The records >>
───

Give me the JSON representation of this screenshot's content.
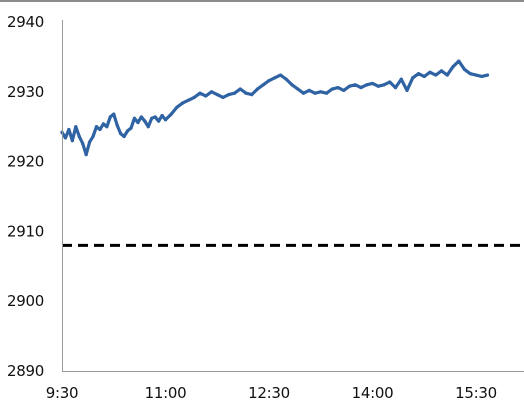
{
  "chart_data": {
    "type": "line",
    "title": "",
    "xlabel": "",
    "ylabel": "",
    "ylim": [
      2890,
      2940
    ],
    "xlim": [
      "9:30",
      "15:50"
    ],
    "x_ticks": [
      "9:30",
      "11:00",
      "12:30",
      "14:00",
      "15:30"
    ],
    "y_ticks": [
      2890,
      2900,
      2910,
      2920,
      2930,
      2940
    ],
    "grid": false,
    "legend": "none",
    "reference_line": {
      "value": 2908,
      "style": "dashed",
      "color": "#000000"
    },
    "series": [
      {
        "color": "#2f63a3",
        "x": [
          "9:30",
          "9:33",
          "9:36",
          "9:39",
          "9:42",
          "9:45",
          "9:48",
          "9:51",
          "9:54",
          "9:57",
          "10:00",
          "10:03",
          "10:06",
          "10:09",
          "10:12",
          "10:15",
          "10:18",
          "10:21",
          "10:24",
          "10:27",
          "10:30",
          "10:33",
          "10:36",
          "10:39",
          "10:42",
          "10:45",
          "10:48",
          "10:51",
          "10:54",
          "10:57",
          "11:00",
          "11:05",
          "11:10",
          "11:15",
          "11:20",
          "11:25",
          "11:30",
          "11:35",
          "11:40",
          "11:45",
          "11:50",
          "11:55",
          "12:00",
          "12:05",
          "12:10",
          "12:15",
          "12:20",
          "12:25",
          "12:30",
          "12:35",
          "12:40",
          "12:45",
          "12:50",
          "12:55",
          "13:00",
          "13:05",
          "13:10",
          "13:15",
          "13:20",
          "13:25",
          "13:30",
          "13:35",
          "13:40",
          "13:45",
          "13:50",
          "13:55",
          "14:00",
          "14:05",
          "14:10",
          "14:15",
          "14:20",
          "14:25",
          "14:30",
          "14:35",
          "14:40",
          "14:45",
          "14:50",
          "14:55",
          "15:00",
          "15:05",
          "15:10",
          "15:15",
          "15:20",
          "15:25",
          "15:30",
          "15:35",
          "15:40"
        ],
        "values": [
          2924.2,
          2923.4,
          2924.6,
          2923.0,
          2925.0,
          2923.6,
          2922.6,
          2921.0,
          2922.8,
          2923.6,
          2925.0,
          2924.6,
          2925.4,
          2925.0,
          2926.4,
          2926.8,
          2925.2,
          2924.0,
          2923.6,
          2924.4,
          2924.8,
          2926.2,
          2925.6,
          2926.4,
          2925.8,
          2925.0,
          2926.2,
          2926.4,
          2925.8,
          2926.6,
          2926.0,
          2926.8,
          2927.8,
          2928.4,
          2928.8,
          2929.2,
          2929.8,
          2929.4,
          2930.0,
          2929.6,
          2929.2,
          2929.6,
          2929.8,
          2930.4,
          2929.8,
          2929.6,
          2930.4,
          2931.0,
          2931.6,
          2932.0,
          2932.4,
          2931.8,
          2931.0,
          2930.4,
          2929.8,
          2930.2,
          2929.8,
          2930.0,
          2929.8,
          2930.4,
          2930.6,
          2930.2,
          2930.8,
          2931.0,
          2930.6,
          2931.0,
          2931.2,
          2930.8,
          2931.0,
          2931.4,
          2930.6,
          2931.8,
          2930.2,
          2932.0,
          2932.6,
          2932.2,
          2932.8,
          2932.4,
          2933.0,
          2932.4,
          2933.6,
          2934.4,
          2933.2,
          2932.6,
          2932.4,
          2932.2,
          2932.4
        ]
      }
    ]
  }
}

───

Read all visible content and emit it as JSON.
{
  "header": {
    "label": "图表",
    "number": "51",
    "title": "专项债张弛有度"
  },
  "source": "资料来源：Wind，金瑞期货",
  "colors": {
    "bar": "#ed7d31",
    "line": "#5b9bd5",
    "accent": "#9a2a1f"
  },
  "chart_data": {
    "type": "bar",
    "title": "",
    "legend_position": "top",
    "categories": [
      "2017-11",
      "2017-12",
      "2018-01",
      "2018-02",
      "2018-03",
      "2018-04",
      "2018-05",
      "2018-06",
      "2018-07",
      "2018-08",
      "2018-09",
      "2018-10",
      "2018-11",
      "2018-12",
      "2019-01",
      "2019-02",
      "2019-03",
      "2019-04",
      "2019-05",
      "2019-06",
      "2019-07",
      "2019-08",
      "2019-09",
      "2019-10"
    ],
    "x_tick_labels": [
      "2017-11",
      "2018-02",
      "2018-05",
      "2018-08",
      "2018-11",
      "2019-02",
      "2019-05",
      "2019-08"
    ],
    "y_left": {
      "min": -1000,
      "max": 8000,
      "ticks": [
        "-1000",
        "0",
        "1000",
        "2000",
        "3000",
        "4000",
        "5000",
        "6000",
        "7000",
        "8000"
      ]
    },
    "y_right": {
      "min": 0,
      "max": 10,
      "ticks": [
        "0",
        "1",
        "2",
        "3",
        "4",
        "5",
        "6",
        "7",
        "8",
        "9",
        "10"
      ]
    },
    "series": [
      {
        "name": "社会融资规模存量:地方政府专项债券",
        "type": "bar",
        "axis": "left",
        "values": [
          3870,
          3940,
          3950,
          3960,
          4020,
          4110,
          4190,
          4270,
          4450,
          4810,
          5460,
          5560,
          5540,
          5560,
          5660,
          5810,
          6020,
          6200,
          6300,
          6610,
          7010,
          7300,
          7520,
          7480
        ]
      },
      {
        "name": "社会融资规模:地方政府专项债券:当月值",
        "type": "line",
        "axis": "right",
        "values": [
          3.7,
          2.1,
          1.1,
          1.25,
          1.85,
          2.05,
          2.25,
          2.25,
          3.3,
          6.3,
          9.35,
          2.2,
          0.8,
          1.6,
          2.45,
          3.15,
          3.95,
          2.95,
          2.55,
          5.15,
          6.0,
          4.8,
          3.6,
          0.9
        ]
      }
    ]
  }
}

───

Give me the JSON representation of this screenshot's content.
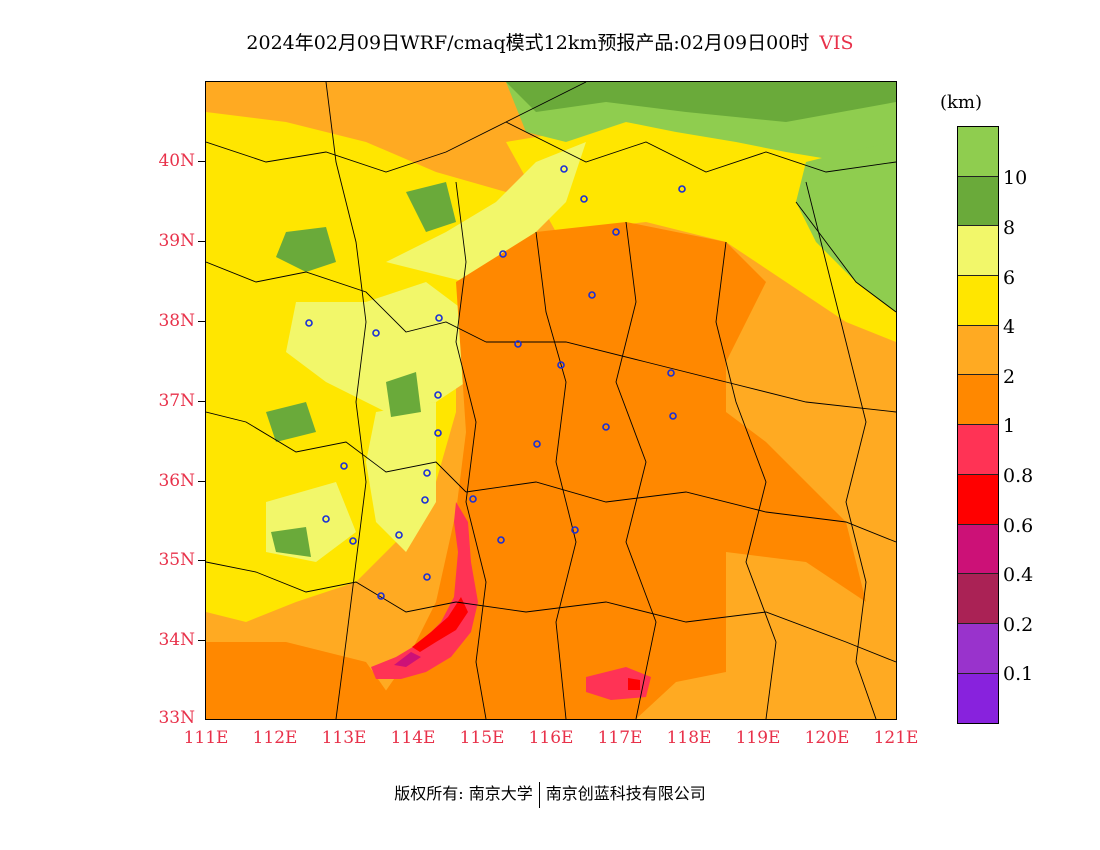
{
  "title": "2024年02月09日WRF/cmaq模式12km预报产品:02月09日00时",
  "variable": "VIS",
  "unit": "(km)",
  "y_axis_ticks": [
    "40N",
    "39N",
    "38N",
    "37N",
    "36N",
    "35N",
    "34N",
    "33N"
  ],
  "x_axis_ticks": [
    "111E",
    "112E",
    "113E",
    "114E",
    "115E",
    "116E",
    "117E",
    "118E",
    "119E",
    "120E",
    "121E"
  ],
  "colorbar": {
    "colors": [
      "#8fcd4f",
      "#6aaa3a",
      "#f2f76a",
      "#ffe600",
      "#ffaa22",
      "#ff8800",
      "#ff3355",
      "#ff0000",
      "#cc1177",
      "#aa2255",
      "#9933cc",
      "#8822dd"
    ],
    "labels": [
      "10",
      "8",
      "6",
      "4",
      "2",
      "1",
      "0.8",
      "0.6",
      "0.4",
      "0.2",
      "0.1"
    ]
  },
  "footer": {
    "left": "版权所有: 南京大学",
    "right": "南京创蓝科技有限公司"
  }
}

───

Given instruction >> Where a line above holds the string "name", show that line.

Expected answer >>
        "name": "社会融资规模存量:地方政府专项债券",
        "name": "社会融资规模:地方政府专项债券:当月值",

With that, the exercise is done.